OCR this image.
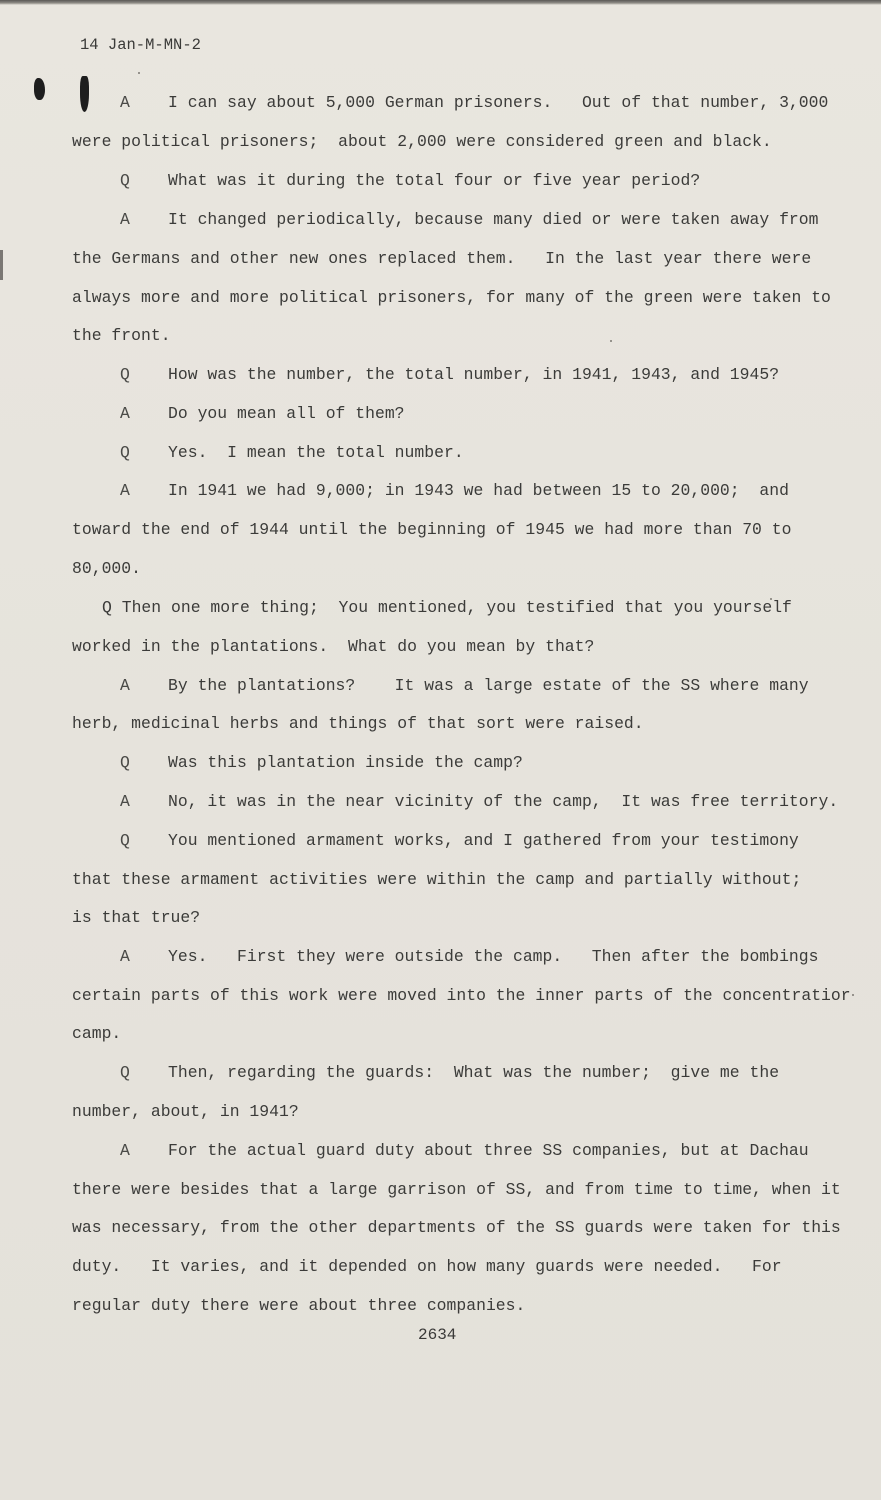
14 Jan-M-MN-2
A	I can say about 5,000 German prisoners.   Out of that number, 3,000
were political prisoners;  about 2,000 were considered green and black.
Q	What was it during the total four or five year period?
A	It changed periodically, because many died or were taken away from
the Germans and other new ones replaced them.   In the last year there were
always more and more political prisoners, for many of the green were taken to
the front.
Q	How was the number, the total number, in 1941, 1943, and 1945?
A	Do you mean all of them?
Q	Yes.  I mean the total number.
A	In 1941 we had 9,000; in 1943 we had between 15 to 20,000;  and
toward the end of 1944 until the beginning of 1945 we had more than 70 to
80,000.
Q Then one more thing;  You mentioned, you testified that you yourself
worked in the plantations.  What do you mean by that?
A	By the plantations?    It was a large estate of the SS where many
herb, medicinal herbs and things of that sort were raised.
Q	Was this plantation inside the camp?
A	No, it was in the near vicinity of the camp,  It was free territory.
Q	You mentioned armament works, and I gathered from your testimony
that these armament activities were within the camp and partially without;
is that true?
A	Yes.   First they were outside the camp.   Then after the bombings
certain parts of this work were moved into the inner parts of the concentratior
camp.
Q	Then, regarding the guards:  What was the number;  give me the
number, about, in 1941?
A	For the actual guard duty about three SS companies, but at Dachau
there were besides that a large garrison of SS, and from time to time, when it
was necessary, from the other departments of the SS guards were taken for this
duty.   It varies, and it depended on how many guards were needed.   For
regular duty there were about three companies.
2634
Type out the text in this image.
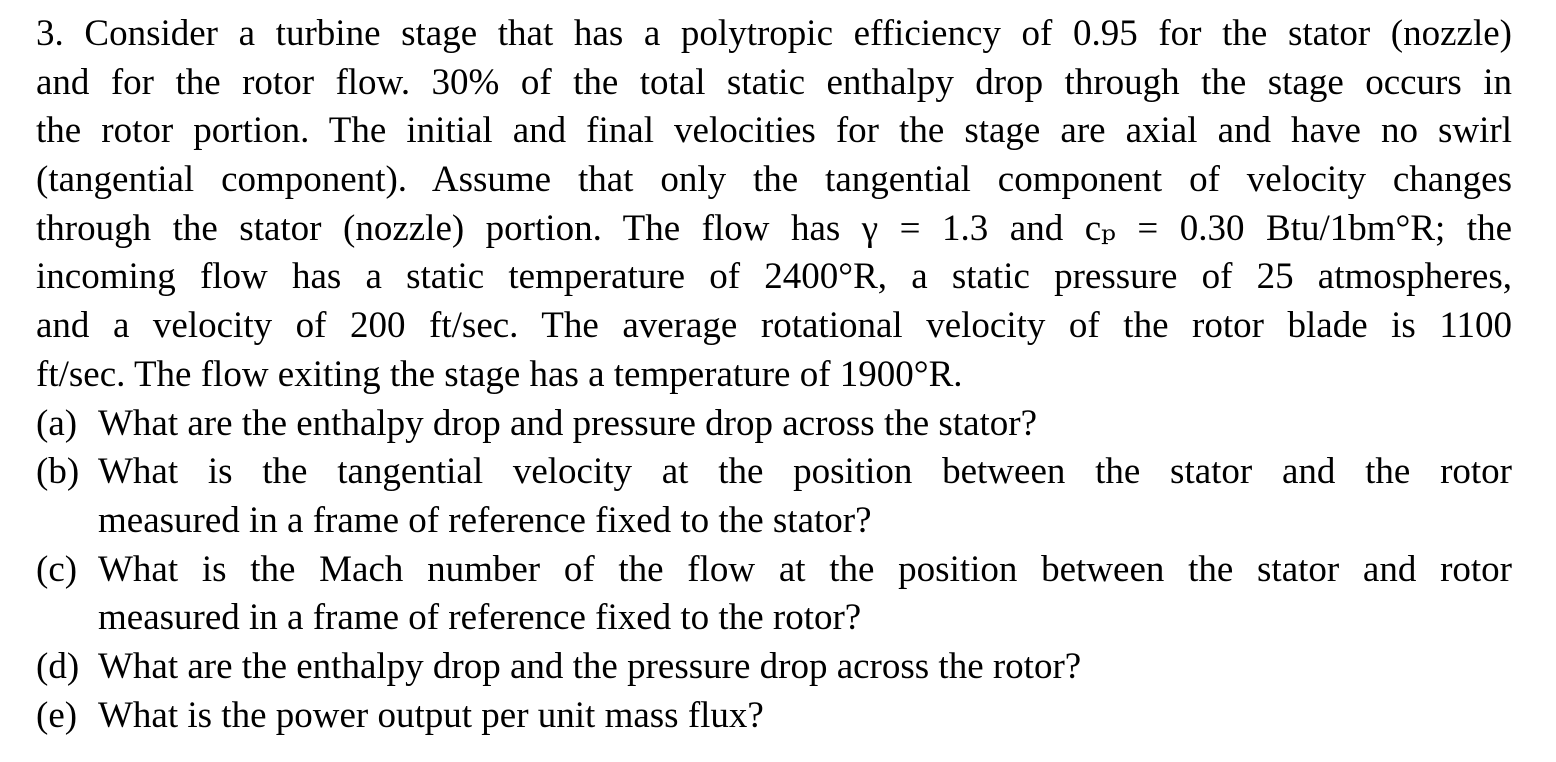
3. Consider a turbine stage that has a polytropic efficiency of 0.95 for the stator (nozzle)
and for the rotor flow. 30% of the total static enthalpy drop through the stage occurs in
the rotor portion. The initial and final velocities for the stage are axial and have no swirl
(tangential component). Assume that only the tangential component of velocity changes
through the stator (nozzle) portion. The flow has γ = 1.3 and cₚ = 0.30 Btu/1bm°R; the
incoming flow has a static temperature of 2400°R, a static pressure of 25 atmospheres,
and a velocity of 200 ft/sec. The average rotational velocity of the rotor blade is 1100
ft/sec. The flow exiting the stage has a temperature of 1900°R.
(a) What are the enthalpy drop and pressure drop across the stator?
(b) What is the tangential velocity at the position between the stator and the rotor
measured in a frame of reference fixed to the stator?
(c) What is the Mach number of the flow at the position between the stator and rotor
measured in a frame of reference fixed to the rotor?
(d) What are the enthalpy drop and the pressure drop across the rotor?
(e) What is the power output per unit mass flux?
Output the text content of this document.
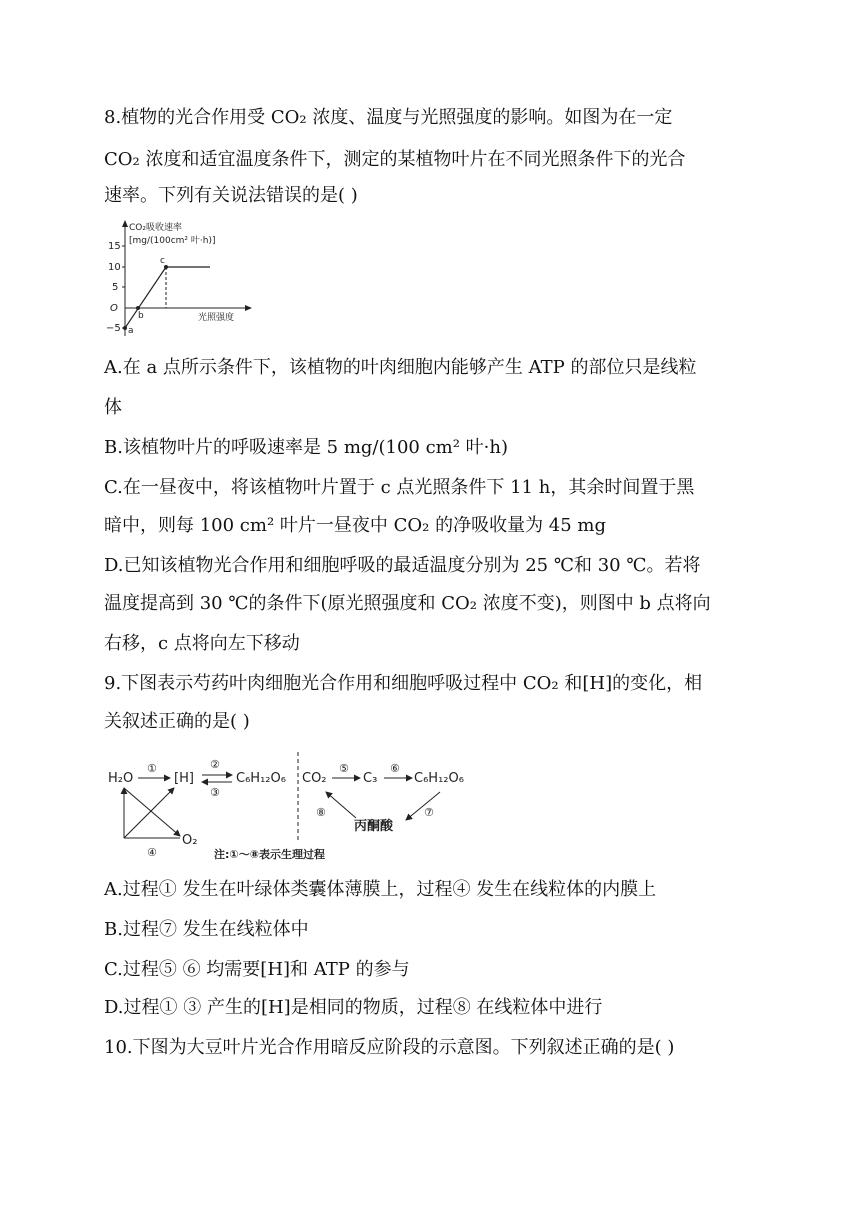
8.植物的光合作用受 CO₂ 浓度、温度与光照强度的影响。如图为在一定
CO₂ 浓度和适宜温度条件下，测定的某植物叶片在不同光照条件下的光合
速率。下列有关说法错误的是( )
15
10
5
O
−5
CO₂吸收速率
[mg/(100cm² 叶·h)]
光照强度
a
b
c
A.在 a 点所示条件下，该植物的叶肉细胞内能够产生 ATP 的部位只是线粒
体
B.该植物叶片的呼吸速率是 5 mg/(100 cm² 叶·h)
C.在一昼夜中，将该植物叶片置于 c 点光照条件下 11 h，其余时间置于黑
暗中，则每 100 cm² 叶片一昼夜中 CO₂ 的净吸收量为 45 mg
D.已知该植物光合作用和细胞呼吸的最适温度分别为 25 ℃和 30 ℃。若将
温度提高到 30 ℃的条件下(原光照强度和 CO₂ 浓度不变)，则图中 b 点将向
右移，c 点将向左下移动
9.下图表示芍药叶肉细胞光合作用和细胞呼吸过程中 CO₂ 和[H]的变化，相
关叙述正确的是( )
H₂O
①
[H]
②
③
C₆H₁₂O₆
O₂
④
CO₂
⑤
C₃
⑥
C₆H₁₂O₆
⑦
丙酮酸
⑧
注:①～⑧表示生理过程
A.过程① 发生在叶绿体类囊体薄膜上，过程④ 发生在线粒体的内膜上
B.过程⑦ 发生在线粒体中
C.过程⑤ ⑥ 均需要[H]和 ATP 的参与
D.过程① ③ 产生的[H]是相同的物质，过程⑧ 在线粒体中进行
10.下图为大豆叶片光合作用暗反应阶段的示意图。下列叙述正确的是( )
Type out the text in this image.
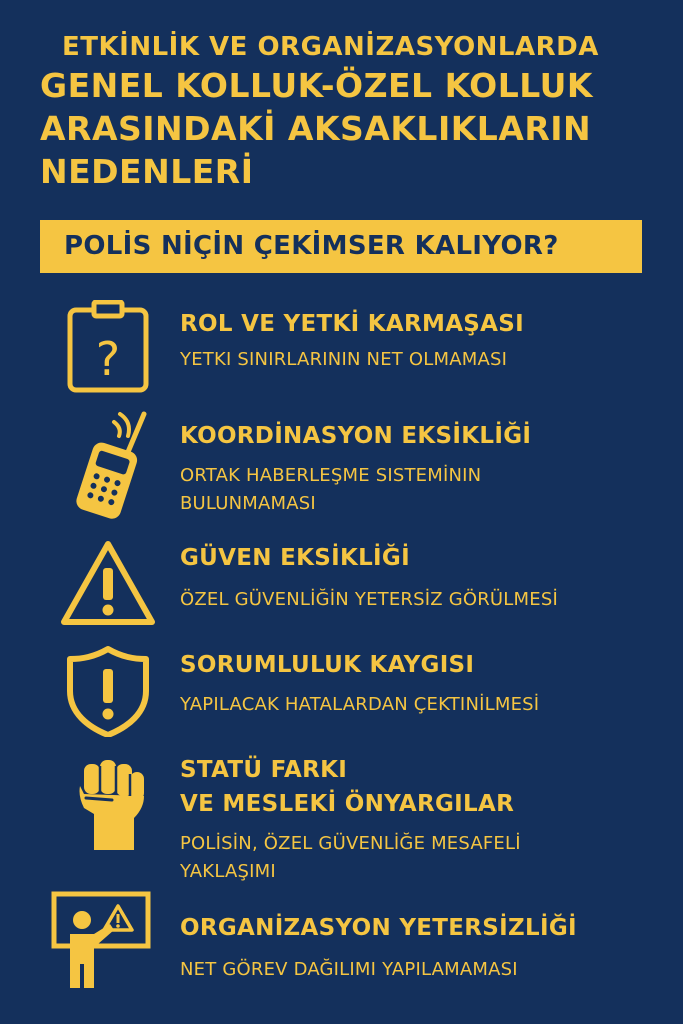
ETKİNLİK VE ORGANİZASYONLARDA
GENEL KOLLUK-ÖZEL KOLLUK
ARASINDAKİ AKSAKLIKLARIN
NEDENLERİ
POLİS NİÇİN ÇEKİMSER KALIYOR?
?
ROL VE YETKİ KARMAŞASI
YETKI SINIRLARININ NET OLMAMASI
KOORDİNASYON EKSİKLİĞİ
ORTAK HABERLEŞME SISTEMİNIN
BULUNMAMASI
GÜVEN EKSİKLİĞİ
ÖZEL GÜVENLİĞİN YETERSİZ GÖRÜLMESİ
SORUMLULUK KAYGISI
YAPILACAK HATALARDAN ÇEKTINİLMESİ
STATÜ FARKI
VE MESLEKİ ÖNYARGILAR
POLİSİN, ÖZEL GÜVENLİĞE MESAFELİ
YAKLAŞIMI
ORGANİZASYON YETERSİZLİĞİ
NET GÖREV DAĞILIMI YAPILAMAMASI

Given instruction →
The lines to repeat run from the line containing "Output the text content of this document." through the last line of the material above; give them exactly, without the pictures.

Finished exercise →
Output the text content of this document.
8.植物的光合作用受 CO₂ 浓度、温度与光照强度的影响。如图为在一定
CO₂ 浓度和适宜温度条件下，测定的某植物叶片在不同光照条件下的光合
速率。下列有关说法错误的是( )
15
10
5
O
−5
CO₂吸收速率
[mg/(100cm² 叶·h)]
光照强度
a
b
c
A.在 a 点所示条件下，该植物的叶肉细胞内能够产生 ATP 的部位只是线粒
体
B.该植物叶片的呼吸速率是 5 mg/(100 cm² 叶·h)
C.在一昼夜中，将该植物叶片置于 c 点光照条件下 11 h，其余时间置于黑
暗中，则每 100 cm² 叶片一昼夜中 CO₂ 的净吸收量为 45 mg
D.已知该植物光合作用和细胞呼吸的最适温度分别为 25 ℃和 30 ℃。若将
温度提高到 30 ℃的条件下(原光照强度和 CO₂ 浓度不变)，则图中 b 点将向
右移，c 点将向左下移动
9.下图表示芍药叶肉细胞光合作用和细胞呼吸过程中 CO₂ 和[H]的变化，相
关叙述正确的是( )
H₂O
①
[H]
②
③
C₆H₁₂O₆
O₂
④
CO₂
⑤
C₃
⑥
C₆H₁₂O₆
⑦
丙酮酸
⑧
注:①～⑧表示生理过程
A.过程① 发生在叶绿体类囊体薄膜上，过程④ 发生在线粒体的内膜上
B.过程⑦ 发生在线粒体中
C.过程⑤ ⑥ 均需要[H]和 ATP 的参与
D.过程① ③ 产生的[H]是相同的物质，过程⑧ 在线粒体中进行
10.下图为大豆叶片光合作用暗反应阶段的示意图。下列叙述正确的是( )
Type out the text in this image.
ETKİNLİK VE ORGANİZASYONLARDA
GENEL KOLLUK-ÖZEL KOLLUK
ARASINDAKİ AKSAKLIKLARIN
NEDENLERİ
POLİS NİÇİN ÇEKİMSER KALIYOR?
?
ROL VE YETKİ KARMAŞASI
YETKI SINIRLARININ NET OLMAMASI
KOORDİNASYON EKSİKLİĞİ
ORTAK HABERLEŞME SISTEMİNIN
BULUNMAMASI
GÜVEN EKSİKLİĞİ
ÖZEL GÜVENLİĞİN YETERSİZ GÖRÜLMESİ
SORUMLULUK KAYGISI
YAPILACAK HATALARDAN ÇEKTINİLMESİ
STATÜ FARKI
VE MESLEKİ ÖNYARGILAR
POLİSİN, ÖZEL GÜVENLİĞE MESAFELİ
YAKLAŞIMI
ORGANİZASYON YETERSİZLİĞİ
NET GÖREV DAĞILIMI YAPILAMAMASI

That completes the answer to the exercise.